** Start **

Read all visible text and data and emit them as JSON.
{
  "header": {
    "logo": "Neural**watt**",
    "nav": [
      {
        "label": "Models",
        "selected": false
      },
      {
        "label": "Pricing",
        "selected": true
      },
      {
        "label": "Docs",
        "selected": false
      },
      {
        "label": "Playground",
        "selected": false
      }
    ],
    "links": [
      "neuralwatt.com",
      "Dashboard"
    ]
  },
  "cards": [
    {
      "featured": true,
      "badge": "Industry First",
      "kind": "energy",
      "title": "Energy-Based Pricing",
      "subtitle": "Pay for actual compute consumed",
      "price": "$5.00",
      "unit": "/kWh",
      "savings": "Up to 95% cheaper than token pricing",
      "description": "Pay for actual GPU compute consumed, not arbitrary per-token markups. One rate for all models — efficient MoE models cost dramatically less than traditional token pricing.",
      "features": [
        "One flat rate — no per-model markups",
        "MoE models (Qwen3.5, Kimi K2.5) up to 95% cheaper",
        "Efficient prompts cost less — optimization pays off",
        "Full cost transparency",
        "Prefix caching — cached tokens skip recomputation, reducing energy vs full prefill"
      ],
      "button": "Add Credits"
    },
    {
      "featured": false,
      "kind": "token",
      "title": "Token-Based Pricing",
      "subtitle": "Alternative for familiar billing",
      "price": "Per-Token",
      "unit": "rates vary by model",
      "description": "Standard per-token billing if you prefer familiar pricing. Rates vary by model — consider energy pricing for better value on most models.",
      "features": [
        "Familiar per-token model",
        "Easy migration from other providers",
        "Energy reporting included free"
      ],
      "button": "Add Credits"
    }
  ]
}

** End **

* _TASK STATEMENT_:
Search the records for the word "cost" and copy every line where it occurs.

* _SOLUTION TO THIS EXERCISE_:
      "description": "Pay for actual GPU compute consumed, not arbitrary per-token markups. One rate for all models — efficient MoE models cost dramatically less than traditional token pricing.",
        "Efficient prompts cost less — optimization pays off",
        "Full cost transparency",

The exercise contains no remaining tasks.